» **Requirements**
Look through the records and report how many lines include the word "more", with no other words.

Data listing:
———
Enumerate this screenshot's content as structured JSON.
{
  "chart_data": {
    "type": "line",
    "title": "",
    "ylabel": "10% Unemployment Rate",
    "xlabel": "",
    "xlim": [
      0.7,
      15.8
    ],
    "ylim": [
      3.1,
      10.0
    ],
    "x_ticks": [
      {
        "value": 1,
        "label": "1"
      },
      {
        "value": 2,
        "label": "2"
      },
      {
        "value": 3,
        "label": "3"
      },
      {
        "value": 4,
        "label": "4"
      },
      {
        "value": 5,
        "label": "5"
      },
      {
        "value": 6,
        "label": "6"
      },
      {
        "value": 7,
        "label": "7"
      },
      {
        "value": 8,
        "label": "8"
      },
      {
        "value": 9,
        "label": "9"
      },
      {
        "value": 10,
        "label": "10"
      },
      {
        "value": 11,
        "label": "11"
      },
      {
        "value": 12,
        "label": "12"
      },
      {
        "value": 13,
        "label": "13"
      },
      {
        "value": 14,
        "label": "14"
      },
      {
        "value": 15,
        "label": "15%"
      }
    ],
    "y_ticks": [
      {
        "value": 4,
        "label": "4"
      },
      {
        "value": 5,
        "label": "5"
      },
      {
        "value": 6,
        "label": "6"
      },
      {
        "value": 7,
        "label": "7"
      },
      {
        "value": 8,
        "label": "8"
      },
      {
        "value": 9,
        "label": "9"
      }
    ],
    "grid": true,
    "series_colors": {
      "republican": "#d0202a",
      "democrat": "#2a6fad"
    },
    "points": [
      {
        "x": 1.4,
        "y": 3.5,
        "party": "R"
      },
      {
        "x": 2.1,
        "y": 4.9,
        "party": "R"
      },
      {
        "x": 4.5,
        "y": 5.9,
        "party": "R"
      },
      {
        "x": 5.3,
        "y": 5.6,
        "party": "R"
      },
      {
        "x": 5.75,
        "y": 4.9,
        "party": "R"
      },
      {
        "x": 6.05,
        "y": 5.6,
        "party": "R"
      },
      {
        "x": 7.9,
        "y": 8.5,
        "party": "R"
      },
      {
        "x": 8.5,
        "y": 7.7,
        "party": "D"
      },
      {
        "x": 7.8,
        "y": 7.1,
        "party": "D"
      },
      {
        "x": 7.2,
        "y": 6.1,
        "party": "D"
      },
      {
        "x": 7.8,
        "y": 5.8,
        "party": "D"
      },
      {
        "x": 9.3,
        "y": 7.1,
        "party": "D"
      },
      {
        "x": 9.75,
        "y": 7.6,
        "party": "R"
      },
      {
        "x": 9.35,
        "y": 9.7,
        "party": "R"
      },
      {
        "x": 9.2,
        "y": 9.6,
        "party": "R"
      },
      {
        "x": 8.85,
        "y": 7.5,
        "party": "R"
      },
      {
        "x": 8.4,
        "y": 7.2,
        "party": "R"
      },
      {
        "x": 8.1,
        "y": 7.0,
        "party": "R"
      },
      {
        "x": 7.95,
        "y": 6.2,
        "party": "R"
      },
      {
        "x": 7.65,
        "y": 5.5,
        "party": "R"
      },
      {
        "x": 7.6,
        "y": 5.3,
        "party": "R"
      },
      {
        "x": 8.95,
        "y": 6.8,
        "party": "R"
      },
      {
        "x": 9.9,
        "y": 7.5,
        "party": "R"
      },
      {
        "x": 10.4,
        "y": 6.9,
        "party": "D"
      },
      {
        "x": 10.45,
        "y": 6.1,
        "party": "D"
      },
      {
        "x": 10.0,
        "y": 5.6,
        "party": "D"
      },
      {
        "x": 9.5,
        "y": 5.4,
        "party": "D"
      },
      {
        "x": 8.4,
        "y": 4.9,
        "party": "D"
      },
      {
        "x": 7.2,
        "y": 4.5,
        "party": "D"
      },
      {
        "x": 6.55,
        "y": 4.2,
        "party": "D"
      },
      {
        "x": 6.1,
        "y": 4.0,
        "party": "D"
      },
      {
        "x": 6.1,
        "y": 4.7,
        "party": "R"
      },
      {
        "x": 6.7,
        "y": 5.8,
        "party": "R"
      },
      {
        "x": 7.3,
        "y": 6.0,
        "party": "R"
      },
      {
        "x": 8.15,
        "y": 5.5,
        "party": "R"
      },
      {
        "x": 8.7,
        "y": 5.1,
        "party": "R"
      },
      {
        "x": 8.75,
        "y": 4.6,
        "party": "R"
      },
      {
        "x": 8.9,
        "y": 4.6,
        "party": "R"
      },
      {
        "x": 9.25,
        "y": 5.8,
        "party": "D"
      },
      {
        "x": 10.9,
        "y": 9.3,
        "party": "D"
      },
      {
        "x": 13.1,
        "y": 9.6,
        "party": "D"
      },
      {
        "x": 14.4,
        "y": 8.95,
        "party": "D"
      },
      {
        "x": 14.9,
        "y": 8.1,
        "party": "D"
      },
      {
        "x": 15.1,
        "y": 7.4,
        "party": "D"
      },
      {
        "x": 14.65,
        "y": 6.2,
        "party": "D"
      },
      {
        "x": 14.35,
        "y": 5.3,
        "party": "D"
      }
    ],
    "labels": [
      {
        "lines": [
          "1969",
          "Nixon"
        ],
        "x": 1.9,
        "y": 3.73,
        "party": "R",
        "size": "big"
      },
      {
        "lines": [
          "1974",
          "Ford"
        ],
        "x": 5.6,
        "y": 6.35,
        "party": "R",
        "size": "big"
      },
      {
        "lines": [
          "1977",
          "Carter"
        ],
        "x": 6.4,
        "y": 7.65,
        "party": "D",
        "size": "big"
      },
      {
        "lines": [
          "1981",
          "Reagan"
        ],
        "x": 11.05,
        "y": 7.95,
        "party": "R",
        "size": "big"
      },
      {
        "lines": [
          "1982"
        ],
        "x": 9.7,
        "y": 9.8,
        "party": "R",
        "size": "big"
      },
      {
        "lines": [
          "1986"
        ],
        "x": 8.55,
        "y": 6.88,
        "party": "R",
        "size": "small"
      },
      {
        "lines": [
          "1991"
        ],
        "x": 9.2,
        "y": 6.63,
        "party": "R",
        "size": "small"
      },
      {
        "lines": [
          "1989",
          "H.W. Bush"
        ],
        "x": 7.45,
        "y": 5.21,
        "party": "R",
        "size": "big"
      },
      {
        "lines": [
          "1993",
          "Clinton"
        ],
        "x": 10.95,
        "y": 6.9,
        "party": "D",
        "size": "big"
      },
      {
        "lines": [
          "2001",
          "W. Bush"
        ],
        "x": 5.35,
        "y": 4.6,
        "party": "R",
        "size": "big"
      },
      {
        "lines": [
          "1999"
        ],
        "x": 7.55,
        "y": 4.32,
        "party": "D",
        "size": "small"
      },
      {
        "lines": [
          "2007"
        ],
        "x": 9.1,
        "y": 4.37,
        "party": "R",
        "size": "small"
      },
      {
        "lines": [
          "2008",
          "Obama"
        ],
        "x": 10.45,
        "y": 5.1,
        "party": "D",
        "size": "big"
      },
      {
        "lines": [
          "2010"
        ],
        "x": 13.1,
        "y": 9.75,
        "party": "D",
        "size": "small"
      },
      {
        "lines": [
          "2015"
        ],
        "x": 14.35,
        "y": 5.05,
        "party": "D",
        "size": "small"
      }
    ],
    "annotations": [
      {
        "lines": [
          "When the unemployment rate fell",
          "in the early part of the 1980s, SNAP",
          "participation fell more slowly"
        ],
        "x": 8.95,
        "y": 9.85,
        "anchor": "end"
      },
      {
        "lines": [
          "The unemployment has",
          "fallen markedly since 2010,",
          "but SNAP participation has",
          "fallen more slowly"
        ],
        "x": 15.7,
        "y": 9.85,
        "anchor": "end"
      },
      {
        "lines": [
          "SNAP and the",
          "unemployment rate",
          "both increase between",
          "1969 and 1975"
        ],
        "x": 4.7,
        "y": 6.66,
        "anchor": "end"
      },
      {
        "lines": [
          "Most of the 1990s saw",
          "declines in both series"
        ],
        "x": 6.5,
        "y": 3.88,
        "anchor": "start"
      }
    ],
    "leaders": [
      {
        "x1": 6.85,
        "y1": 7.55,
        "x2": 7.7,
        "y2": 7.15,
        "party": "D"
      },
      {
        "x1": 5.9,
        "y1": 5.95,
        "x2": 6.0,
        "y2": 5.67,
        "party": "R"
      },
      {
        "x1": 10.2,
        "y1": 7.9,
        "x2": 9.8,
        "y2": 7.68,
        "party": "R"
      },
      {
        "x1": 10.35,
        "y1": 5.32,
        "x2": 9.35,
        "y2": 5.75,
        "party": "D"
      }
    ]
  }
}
———
» **Written reply**
2